(ROWS):
*****

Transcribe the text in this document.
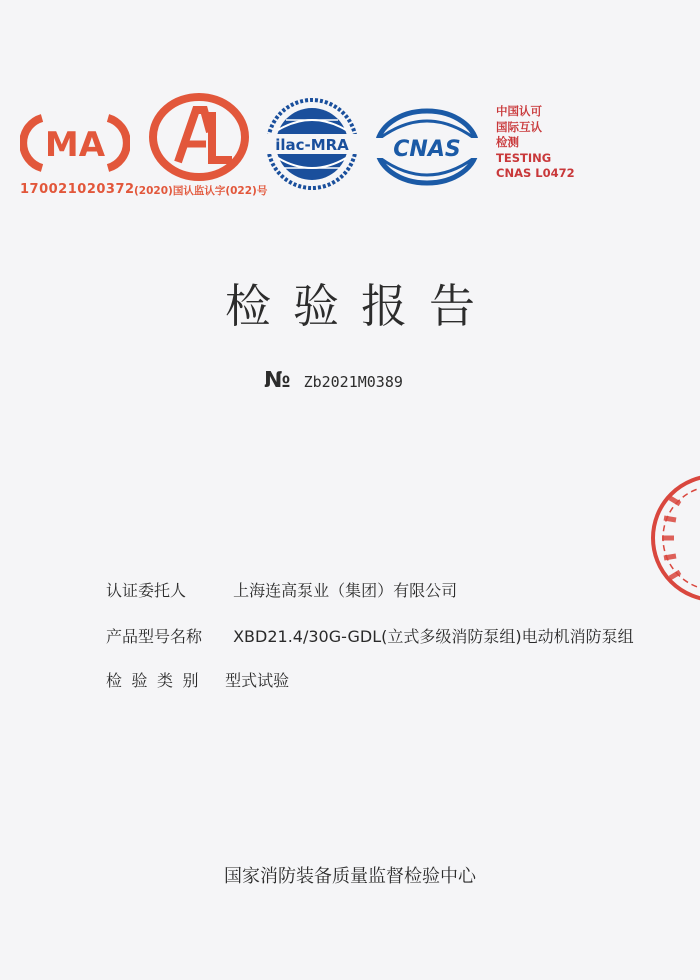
MA
170021020372 (2020)国认监认字(022)号
ilac-MRA CNAS
中国认可
国际互认
检测
TESTING
CNAS L0472
检验报告
№ Zb2021M0389
认证委托人	上海连高泵业（集团）有限公司
产品型号名称 XBD21.4/30G-GDL(立式多级消防泵组)电动机消防泵组
检验类别 型式试验
国家消防装备质量监督检验中心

*****

(AIM):
Extract all the data above exactly, excluding every picture.

(RESPONSE TO THIS TASK):
Transcribe the text in this document.
MA
170021020372 (2020)国认监认字(022)号
ilac-MRA CNAS
中国认可
国际互认
检测
TESTING
CNAS L0472
检验报告
№ Zb2021M0389
认证委托人	上海连高泵业（集团）有限公司
产品型号名称 XBD21.4/30G-GDL(立式多级消防泵组)电动机消防泵组
检验类别 型式试验
国家消防装备质量监督检验中心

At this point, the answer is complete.